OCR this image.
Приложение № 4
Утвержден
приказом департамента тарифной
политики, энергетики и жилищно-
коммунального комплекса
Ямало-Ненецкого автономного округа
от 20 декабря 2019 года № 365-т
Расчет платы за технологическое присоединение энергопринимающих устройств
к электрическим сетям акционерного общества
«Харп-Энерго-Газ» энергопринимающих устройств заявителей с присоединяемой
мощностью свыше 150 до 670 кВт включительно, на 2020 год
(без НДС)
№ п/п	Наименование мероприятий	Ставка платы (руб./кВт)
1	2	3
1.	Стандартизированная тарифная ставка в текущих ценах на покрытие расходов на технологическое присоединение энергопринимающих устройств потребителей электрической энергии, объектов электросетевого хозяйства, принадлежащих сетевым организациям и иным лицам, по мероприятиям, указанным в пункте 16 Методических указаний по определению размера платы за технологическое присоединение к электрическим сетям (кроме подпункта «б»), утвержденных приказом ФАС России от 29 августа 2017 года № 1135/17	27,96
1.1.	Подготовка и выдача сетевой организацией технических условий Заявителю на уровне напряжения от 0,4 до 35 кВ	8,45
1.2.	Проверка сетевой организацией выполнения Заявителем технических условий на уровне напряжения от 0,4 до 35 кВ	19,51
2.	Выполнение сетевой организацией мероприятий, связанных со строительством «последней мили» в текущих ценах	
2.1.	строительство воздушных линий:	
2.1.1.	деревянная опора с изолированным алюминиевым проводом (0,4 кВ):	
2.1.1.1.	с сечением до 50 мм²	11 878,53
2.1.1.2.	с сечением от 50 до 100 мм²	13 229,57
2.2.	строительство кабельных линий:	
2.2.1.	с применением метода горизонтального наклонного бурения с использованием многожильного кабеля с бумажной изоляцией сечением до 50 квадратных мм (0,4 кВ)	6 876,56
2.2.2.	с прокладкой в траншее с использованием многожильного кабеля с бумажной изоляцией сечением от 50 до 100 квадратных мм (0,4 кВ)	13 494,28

----

# Job
Return all lines with the word "организацией" in them.

# Finished task
1.1.	Подготовка и выдача сетевой организацией технических условий Заявителю на уровне напряжения от 0,4 до 35 кВ	8,45
1.2.	Проверка сетевой организацией выполнения Заявителем технических условий на уровне напряжения от 0,4 до 35 кВ	19,51
2.	Выполнение сетевой организацией мероприятий, связанных со строительством «последней мили» в текущих ценах	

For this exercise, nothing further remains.